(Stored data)
# # # # #

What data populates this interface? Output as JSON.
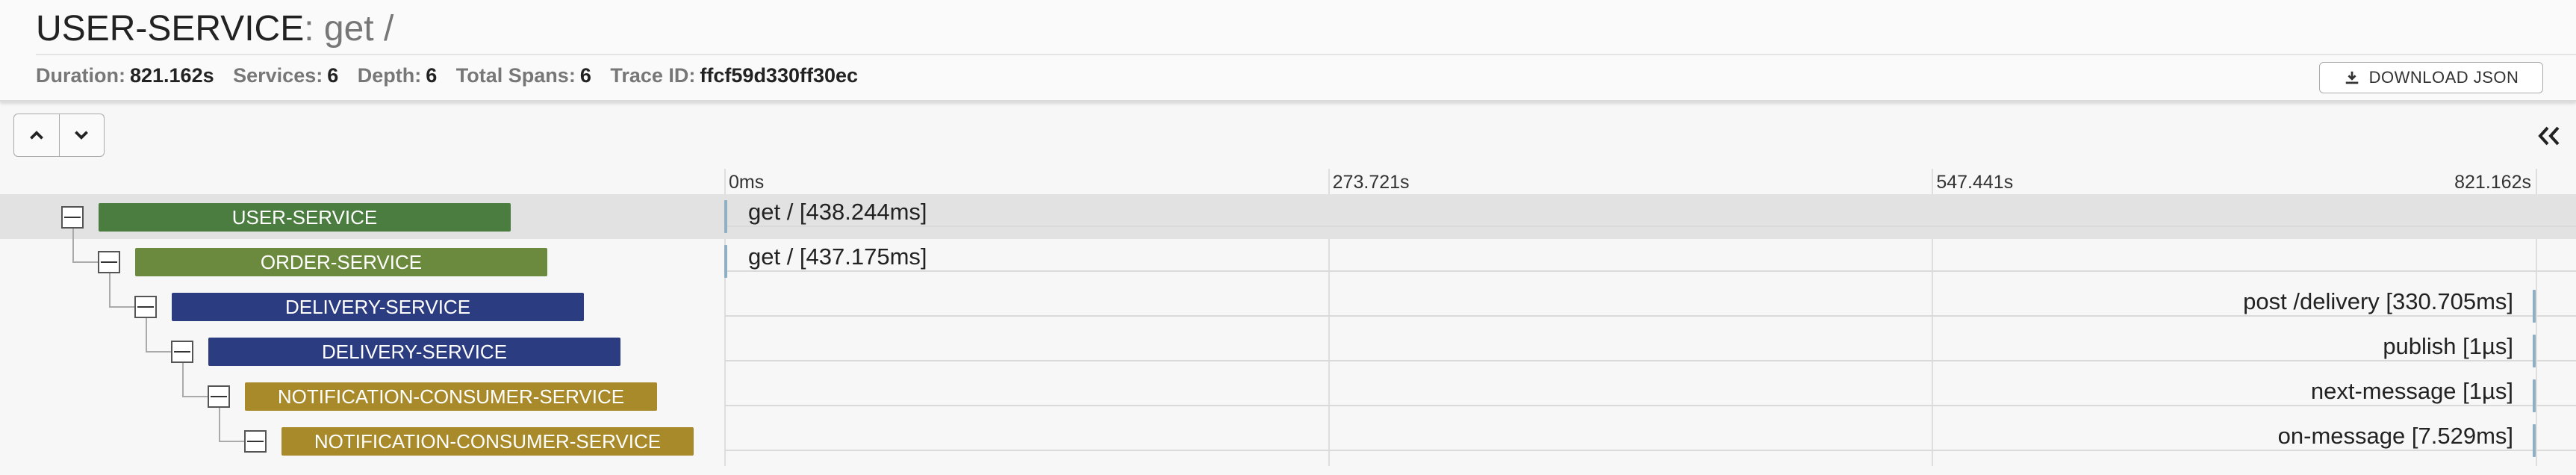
{
  "header": {
    "service_name": "USER-SERVICE",
    "operation": ": get /",
    "duration_label": "Duration:",
    "duration_value": "821.162s",
    "services_label": "Services:",
    "services_value": "6",
    "depth_label": "Depth:",
    "depth_value": "6",
    "total_spans_label": "Total Spans:",
    "total_spans_value": "6",
    "trace_id_label": "Trace ID:",
    "trace_id_value": "ffcf59d330ff30ec",
    "download_label": "DOWNLOAD JSON"
  },
  "toolbar": {
    "icons": [
      "chevron-up-icon",
      "chevron-down-icon",
      "double-chevron-left-icon"
    ]
  },
  "timeline": {
    "ticks": [
      "0ms",
      "273.721s",
      "547.441s",
      "821.162s"
    ]
  },
  "spans": [
    {
      "service": "USER-SERVICE",
      "label": "get / [438.244ms]",
      "depth": 0,
      "color": "#4a7d3f",
      "start_fraction": 0.0,
      "highlighted": true
    },
    {
      "service": "ORDER-SERVICE",
      "label": "get / [437.175ms]",
      "depth": 1,
      "color": "#6b8a3e",
      "start_fraction": 0.0,
      "highlighted": false
    },
    {
      "service": "DELIVERY-SERVICE",
      "label": "post /delivery [330.705ms]",
      "depth": 2,
      "color": "#2c3c80",
      "start_fraction": 1.0,
      "highlighted": false
    },
    {
      "service": "DELIVERY-SERVICE",
      "label": "publish [1µs]",
      "depth": 3,
      "color": "#2c3c80",
      "start_fraction": 1.0,
      "highlighted": false
    },
    {
      "service": "NOTIFICATION-CONSUMER-SERVICE",
      "label": "next-message [1µs]",
      "depth": 4,
      "color": "#a88a2b",
      "start_fraction": 1.0,
      "highlighted": false
    },
    {
      "service": "NOTIFICATION-CONSUMER-SERVICE",
      "label": "on-message [7.529ms]",
      "depth": 5,
      "color": "#a88a2b",
      "start_fraction": 1.0,
      "highlighted": false
    }
  ]
}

# # # # #

Work instructions:
Copy out every line from the material above in which the word "message" appears.

Answer in full:
      "label": "next-message [1µs]",
      "label": "on-message [7.529ms]",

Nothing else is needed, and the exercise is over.